What you are asked to do
Within the material below, find each line bearing the word "screenshot" and present it.

[Records contained in a dataset]
++++++++
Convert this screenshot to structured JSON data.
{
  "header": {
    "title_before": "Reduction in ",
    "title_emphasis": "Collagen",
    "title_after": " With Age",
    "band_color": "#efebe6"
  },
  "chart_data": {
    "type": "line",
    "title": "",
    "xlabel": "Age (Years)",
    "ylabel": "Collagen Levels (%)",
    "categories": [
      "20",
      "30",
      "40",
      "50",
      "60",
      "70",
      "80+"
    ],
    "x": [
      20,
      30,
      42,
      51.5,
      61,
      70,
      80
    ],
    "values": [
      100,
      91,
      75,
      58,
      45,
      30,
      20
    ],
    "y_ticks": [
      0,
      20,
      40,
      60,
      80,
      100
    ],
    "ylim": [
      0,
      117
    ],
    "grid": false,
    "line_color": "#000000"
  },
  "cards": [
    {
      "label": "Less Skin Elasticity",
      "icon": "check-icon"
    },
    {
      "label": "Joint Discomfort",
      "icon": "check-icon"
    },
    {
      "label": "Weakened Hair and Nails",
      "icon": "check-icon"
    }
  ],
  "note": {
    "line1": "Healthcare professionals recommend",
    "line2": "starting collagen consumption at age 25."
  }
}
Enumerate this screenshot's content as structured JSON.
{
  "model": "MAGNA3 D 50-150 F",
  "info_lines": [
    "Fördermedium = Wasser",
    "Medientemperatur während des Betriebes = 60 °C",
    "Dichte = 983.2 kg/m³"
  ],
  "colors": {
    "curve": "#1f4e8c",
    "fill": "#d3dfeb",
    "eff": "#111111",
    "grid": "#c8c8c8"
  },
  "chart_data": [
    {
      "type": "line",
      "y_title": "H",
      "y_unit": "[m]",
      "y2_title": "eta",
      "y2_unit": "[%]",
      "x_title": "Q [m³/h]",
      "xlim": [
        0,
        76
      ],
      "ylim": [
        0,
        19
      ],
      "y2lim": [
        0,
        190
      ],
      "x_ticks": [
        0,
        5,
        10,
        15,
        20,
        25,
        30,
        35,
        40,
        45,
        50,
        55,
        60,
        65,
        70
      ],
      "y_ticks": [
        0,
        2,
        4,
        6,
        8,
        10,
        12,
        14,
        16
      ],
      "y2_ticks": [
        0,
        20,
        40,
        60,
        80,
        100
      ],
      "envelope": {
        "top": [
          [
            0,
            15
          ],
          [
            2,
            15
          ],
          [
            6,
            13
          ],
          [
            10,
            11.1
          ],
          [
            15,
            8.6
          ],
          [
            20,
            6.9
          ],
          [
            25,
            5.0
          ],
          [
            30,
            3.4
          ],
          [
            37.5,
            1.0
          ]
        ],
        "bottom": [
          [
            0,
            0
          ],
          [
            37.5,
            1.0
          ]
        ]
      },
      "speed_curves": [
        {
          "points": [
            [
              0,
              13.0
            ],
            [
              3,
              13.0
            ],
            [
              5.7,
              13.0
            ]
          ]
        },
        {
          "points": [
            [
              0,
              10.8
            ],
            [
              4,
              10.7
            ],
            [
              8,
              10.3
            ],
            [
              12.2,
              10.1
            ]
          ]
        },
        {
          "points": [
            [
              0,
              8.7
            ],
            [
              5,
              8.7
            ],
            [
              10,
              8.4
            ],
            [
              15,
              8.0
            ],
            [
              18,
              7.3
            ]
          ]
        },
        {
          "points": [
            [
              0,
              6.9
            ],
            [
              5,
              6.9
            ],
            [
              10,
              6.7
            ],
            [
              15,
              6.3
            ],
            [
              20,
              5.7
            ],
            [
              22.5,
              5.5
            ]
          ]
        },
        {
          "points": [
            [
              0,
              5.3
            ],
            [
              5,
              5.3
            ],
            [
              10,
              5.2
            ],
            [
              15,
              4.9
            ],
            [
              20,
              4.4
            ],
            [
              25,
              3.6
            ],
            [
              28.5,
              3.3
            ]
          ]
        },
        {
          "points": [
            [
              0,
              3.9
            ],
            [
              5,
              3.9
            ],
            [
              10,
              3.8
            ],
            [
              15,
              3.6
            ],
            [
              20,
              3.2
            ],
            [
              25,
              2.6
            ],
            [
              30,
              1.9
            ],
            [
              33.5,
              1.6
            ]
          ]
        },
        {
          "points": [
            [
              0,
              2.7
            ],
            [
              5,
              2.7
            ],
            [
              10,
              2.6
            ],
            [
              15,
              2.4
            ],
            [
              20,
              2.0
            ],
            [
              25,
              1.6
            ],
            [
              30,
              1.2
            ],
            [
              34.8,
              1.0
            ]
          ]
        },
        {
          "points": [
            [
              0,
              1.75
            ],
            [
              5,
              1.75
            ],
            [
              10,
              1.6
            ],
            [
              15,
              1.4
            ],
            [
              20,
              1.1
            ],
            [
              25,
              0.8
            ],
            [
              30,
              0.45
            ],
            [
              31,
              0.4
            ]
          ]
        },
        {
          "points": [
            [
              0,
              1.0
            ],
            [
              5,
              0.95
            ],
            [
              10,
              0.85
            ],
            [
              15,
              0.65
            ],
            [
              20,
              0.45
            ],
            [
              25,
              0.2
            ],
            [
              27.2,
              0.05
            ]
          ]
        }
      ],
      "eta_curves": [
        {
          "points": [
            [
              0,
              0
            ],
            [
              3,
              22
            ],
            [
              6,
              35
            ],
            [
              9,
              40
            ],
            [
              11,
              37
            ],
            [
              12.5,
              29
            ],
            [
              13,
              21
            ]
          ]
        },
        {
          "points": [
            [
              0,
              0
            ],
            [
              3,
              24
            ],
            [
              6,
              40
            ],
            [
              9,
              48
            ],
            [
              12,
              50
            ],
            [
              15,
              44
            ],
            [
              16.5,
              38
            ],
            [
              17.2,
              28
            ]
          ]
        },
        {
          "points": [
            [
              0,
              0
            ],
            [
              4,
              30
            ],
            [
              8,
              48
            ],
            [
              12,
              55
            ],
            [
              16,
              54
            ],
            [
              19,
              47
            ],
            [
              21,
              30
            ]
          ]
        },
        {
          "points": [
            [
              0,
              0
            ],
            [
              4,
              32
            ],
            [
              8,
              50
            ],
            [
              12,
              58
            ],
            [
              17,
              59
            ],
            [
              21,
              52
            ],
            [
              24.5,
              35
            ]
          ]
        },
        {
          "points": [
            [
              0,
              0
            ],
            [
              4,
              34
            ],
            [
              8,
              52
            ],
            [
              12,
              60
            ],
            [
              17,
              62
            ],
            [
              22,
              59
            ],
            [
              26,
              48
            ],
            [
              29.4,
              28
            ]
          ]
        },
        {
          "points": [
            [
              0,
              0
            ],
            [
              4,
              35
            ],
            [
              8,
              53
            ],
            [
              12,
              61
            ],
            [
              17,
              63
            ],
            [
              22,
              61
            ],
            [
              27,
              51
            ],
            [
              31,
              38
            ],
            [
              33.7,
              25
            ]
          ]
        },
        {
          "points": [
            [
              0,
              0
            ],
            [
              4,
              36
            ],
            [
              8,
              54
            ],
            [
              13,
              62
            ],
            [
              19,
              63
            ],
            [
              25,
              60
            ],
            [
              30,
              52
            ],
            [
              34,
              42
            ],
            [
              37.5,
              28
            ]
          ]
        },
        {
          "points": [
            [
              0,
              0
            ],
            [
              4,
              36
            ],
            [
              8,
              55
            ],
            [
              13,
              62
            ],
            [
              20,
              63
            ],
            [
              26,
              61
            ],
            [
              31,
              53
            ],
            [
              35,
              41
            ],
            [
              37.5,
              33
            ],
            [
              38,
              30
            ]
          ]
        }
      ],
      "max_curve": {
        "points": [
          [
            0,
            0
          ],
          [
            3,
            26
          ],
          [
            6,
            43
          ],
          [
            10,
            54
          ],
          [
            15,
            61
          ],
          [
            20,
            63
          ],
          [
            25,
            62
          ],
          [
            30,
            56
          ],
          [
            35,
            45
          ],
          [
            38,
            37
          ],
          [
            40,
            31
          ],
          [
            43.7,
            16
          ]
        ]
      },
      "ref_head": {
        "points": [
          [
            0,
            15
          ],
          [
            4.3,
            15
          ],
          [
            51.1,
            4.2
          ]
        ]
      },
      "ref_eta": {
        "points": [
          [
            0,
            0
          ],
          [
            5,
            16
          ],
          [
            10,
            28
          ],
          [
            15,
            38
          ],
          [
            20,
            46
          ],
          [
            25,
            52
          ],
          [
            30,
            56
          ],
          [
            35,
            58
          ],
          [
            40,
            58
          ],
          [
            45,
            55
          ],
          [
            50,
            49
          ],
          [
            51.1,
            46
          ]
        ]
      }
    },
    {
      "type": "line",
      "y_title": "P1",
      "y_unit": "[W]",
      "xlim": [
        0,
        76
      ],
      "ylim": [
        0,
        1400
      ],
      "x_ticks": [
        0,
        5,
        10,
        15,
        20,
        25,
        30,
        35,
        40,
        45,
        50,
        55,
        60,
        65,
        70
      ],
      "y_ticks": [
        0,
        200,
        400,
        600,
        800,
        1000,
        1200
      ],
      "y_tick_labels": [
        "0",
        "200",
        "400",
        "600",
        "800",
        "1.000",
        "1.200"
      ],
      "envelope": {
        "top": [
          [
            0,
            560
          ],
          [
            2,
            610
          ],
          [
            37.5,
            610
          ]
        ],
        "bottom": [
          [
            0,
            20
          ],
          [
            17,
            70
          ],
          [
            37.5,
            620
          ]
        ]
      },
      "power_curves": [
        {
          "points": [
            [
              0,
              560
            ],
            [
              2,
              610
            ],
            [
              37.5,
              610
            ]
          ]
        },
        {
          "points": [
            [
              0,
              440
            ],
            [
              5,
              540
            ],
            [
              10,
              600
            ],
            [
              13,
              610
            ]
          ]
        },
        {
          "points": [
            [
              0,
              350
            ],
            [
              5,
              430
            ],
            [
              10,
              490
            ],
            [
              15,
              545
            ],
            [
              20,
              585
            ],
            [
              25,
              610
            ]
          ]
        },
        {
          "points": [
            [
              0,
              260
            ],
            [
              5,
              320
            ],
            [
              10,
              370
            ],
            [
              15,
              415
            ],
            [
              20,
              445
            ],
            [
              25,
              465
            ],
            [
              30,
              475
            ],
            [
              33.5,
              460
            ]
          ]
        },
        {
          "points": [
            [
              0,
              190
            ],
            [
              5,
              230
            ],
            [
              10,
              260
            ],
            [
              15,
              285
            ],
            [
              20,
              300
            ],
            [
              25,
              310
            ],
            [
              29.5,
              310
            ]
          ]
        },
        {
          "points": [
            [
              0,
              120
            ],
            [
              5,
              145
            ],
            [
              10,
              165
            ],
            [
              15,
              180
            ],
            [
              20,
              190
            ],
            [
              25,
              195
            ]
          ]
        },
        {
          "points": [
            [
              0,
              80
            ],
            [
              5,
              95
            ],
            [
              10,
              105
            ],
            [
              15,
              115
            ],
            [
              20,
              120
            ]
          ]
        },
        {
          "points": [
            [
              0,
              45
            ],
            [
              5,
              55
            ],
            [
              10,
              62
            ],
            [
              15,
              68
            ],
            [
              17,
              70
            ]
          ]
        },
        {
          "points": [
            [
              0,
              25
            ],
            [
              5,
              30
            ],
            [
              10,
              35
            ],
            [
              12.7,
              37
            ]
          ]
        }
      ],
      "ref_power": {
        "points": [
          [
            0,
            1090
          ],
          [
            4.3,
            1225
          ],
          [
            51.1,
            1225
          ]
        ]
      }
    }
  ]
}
++++++++
Exercise answer
Convert this screenshot to structured JSON data.
Enumerate this screenshot's content as structured JSON.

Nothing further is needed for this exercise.